Stored items:

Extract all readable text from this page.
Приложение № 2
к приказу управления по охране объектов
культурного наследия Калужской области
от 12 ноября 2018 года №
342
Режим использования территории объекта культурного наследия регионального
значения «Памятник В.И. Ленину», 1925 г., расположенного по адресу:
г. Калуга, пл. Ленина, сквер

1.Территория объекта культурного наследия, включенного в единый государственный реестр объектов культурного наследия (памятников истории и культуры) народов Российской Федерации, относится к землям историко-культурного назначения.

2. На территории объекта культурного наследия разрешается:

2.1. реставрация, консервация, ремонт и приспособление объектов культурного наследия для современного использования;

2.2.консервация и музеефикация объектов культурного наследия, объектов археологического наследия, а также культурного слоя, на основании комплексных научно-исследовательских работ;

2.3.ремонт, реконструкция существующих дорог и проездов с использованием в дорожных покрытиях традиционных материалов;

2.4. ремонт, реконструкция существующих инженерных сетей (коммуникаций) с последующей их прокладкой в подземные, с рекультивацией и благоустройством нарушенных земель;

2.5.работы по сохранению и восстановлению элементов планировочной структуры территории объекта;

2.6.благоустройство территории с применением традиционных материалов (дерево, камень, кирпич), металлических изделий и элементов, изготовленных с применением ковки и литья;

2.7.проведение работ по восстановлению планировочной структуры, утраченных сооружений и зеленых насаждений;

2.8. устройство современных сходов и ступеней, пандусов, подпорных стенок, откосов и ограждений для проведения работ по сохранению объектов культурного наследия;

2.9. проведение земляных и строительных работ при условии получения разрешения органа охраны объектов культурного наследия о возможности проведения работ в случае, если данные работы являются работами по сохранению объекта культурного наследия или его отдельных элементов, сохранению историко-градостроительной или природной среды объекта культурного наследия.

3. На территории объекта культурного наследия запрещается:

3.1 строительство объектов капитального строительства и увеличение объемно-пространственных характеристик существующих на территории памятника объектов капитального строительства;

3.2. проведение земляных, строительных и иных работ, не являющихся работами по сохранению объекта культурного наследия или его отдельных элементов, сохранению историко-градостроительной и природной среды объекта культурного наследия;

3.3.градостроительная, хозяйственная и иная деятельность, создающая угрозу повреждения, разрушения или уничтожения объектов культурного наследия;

What to produce
Extract the full set of entries word for word.

Solution to the exercise
Extract all readable text from this page.
Приложение № 2
к приказу управления по охране объектов
культурного наследия Калужской области
от 12 ноября 2018 года №
342
Режим использования территории объекта культурного наследия регионального
значения «Памятник В.И. Ленину», 1925 г., расположенного по адресу:
г. Калуга, пл. Ленина, сквер

1.Территория объекта культурного наследия, включенного в единый государственный реестр объектов культурного наследия (памятников истории и культуры) народов Российской Федерации, относится к землям историко-культурного назначения.

2. На территории объекта культурного наследия разрешается:

2.1. реставрация, консервация, ремонт и приспособление объектов культурного наследия для современного использования;

2.2.консервация и музеефикация объектов культурного наследия, объектов археологического наследия, а также культурного слоя, на основании комплексных научно-исследовательских работ;

2.3.ремонт, реконструкция существующих дорог и проездов с использованием в дорожных покрытиях традиционных материалов;

2.4. ремонт, реконструкция существующих инженерных сетей (коммуникаций) с последующей их прокладкой в подземные, с рекультивацией и благоустройством нарушенных земель;

2.5.работы по сохранению и восстановлению элементов планировочной структуры территории объекта;

2.6.благоустройство территории с применением традиционных материалов (дерево, камень, кирпич), металлических изделий и элементов, изготовленных с применением ковки и литья;

2.7.проведение работ по восстановлению планировочной структуры, утраченных сооружений и зеленых насаждений;

2.8. устройство современных сходов и ступеней, пандусов, подпорных стенок, откосов и ограждений для проведения работ по сохранению объектов культурного наследия;

2.9. проведение земляных и строительных работ при условии получения разрешения органа охраны объектов культурного наследия о возможности проведения работ в случае, если данные работы являются работами по сохранению объекта культурного наследия или его отдельных элементов, сохранению историко-градостроительной или природной среды объекта культурного наследия.

3. На территории объекта культурного наследия запрещается:

3.1 строительство объектов капитального строительства и увеличение объемно-пространственных характеристик существующих на территории памятника объектов капитального строительства;

3.2. проведение земляных, строительных и иных работ, не являющихся работами по сохранению объекта культурного наследия или его отдельных элементов, сохранению историко-градостроительной и природной среды объекта культурного наследия;

3.3.градостроительная, хозяйственная и иная деятельность, создающая угрозу повреждения, разрушения или уничтожения объектов культурного наследия;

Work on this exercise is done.